━━━━━ Task data

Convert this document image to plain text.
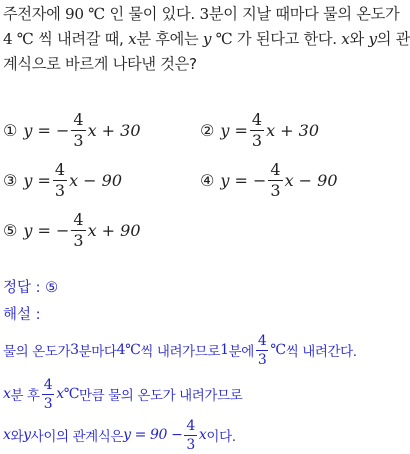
주전자에 90 ℃ 인 물이 있다. 3분이 지날 때마다 물의 온도가
4 ℃ 씩 내려갈 때, x분 후에는 y ℃ 가 된다고 한다. x와 y의 관
계식으로 바르게 나타낸 것은?
① y = − $\frac{4}{3}$ x + 30	② $y = \frac{4}{3}$ x + 30
③ $y = \frac{4}{3}$ x − 90	④ y = − $\frac{4}{3}$ x − 90
⑤ y = − $\frac{4}{3}$ x + 90
정답 : ⑤
해설 :
물의 온도가 3 분마다 4 ℃ 씩 내려가므로 1 분에 $\frac{4}{3}$ ℃ 씩 내려간다.
x 분 후 $\frac{4}{3}$ x ℃ 만큼 물의 온도가 내려가므로
x 와 y 사이의 관계식은 $y = 90 - \frac{4}{3}$ x 이다.
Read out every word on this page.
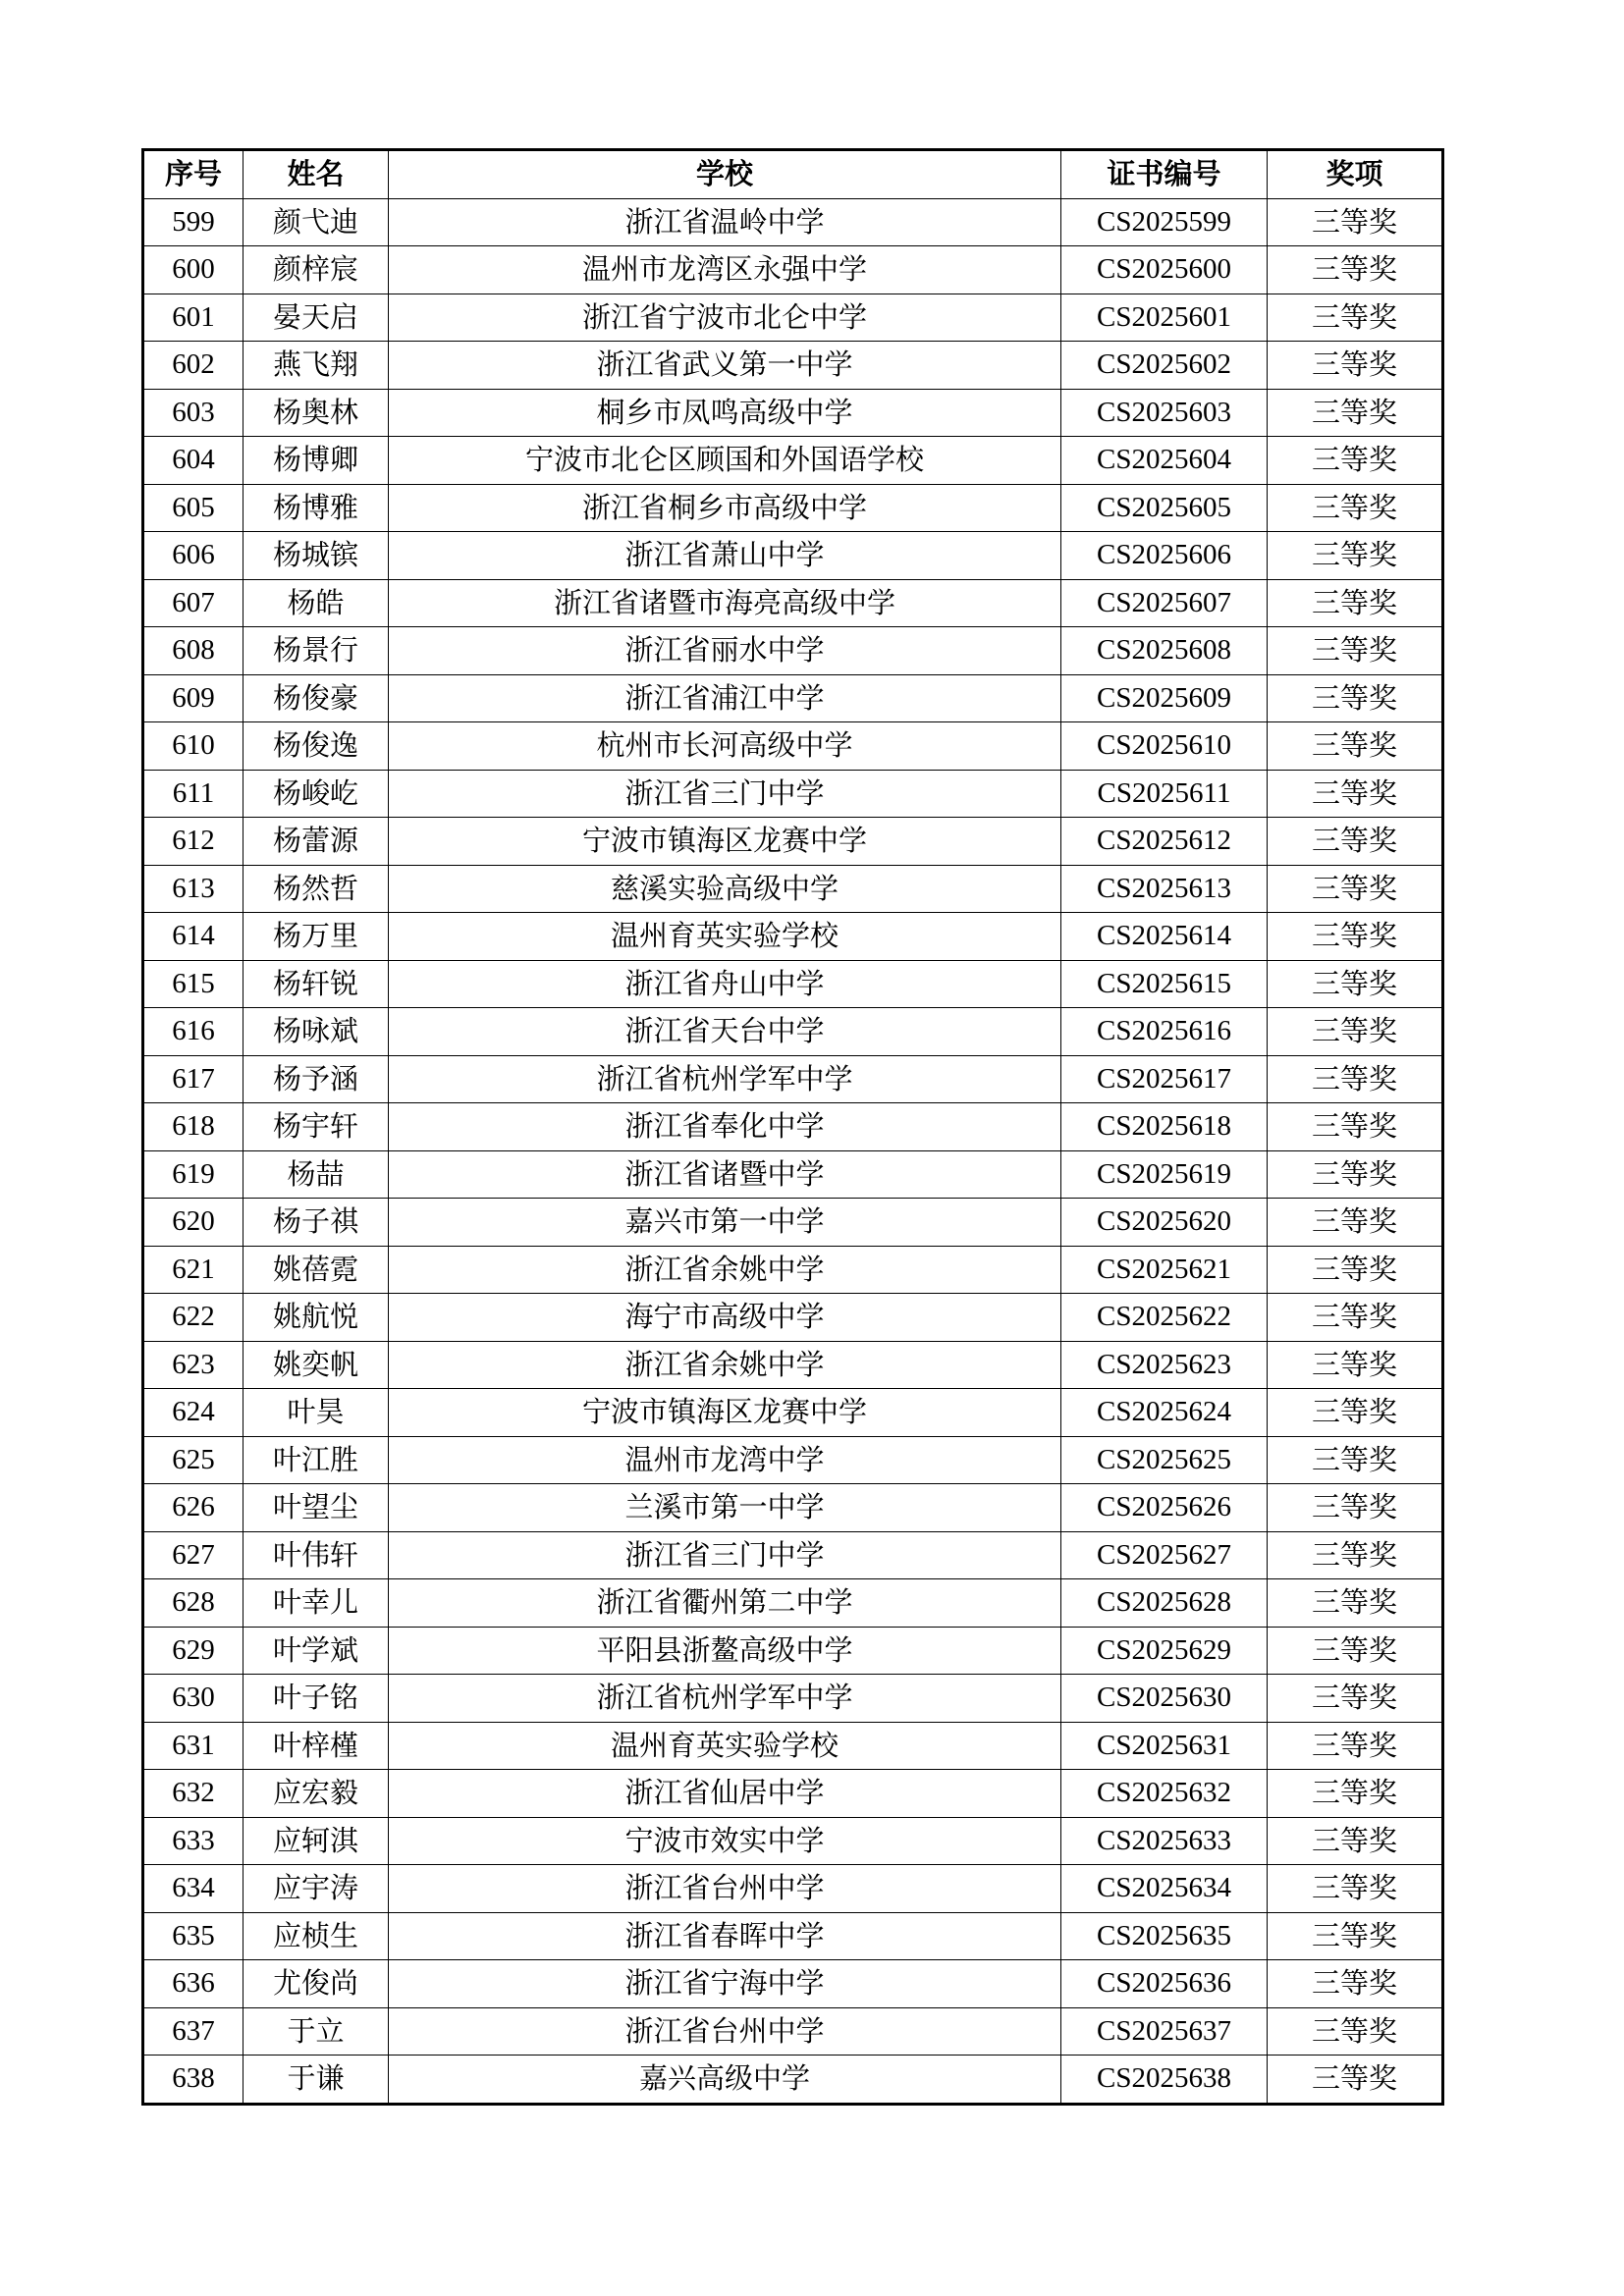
序号	姓名	学校	证书编号	奖项
599	颜弋迪	浙江省温岭中学	CS2025599	三等奖
600	颜梓宸	温州市龙湾区永强中学	CS2025600	三等奖
601	晏天启	浙江省宁波市北仑中学	CS2025601	三等奖
602	燕飞翔	浙江省武义第一中学	CS2025602	三等奖
603	杨奥林	桐乡市凤鸣高级中学	CS2025603	三等奖
604	杨博卿	宁波市北仑区顾国和外国语学校	CS2025604	三等奖
605	杨博雅	浙江省桐乡市高级中学	CS2025605	三等奖
606	杨城镔	浙江省萧山中学	CS2025606	三等奖
607	杨皓	浙江省诸暨市海亮高级中学	CS2025607	三等奖
608	杨景行	浙江省丽水中学	CS2025608	三等奖
609	杨俊豪	浙江省浦江中学	CS2025609	三等奖
610	杨俊逸	杭州市长河高级中学	CS2025610	三等奖
611	杨峻屹	浙江省三门中学	CS2025611	三等奖
612	杨蕾源	宁波市镇海区龙赛中学	CS2025612	三等奖
613	杨然哲	慈溪实验高级中学	CS2025613	三等奖
614	杨万里	温州育英实验学校	CS2025614	三等奖
615	杨轩锐	浙江省舟山中学	CS2025615	三等奖
616	杨咏斌	浙江省天台中学	CS2025616	三等奖
617	杨予涵	浙江省杭州学军中学	CS2025617	三等奖
618	杨宇轩	浙江省奉化中学	CS2025618	三等奖
619	杨喆	浙江省诸暨中学	CS2025619	三等奖
620	杨子祺	嘉兴市第一中学	CS2025620	三等奖
621	姚蓓霓	浙江省余姚中学	CS2025621	三等奖
622	姚航悦	海宁市高级中学	CS2025622	三等奖
623	姚奕帆	浙江省余姚中学	CS2025623	三等奖
624	叶昊	宁波市镇海区龙赛中学	CS2025624	三等奖
625	叶江胜	温州市龙湾中学	CS2025625	三等奖
626	叶望尘	兰溪市第一中学	CS2025626	三等奖
627	叶伟轩	浙江省三门中学	CS2025627	三等奖
628	叶幸儿	浙江省衢州第二中学	CS2025628	三等奖
629	叶学斌	平阳县浙鳌高级中学	CS2025629	三等奖
630	叶子铭	浙江省杭州学军中学	CS2025630	三等奖
631	叶梓槿	温州育英实验学校	CS2025631	三等奖
632	应宏毅	浙江省仙居中学	CS2025632	三等奖
633	应轲淇	宁波市效实中学	CS2025633	三等奖
634	应宇涛	浙江省台州中学	CS2025634	三等奖
635	应桢生	浙江省春晖中学	CS2025635	三等奖
636	尤俊尚	浙江省宁海中学	CS2025636	三等奖
637	于立	浙江省台州中学	CS2025637	三等奖
638	于谦	嘉兴高级中学	CS2025638	三等奖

━━━━━━━━━━

*Instructions for the task:* Scan the entries above for the word "浙江省台州中学" and collect each line holding it.

*Right answer:*
634	应宇涛	浙江省台州中学	CS2025634	三等奖
637	于立	浙江省台州中学	CS2025637	三等奖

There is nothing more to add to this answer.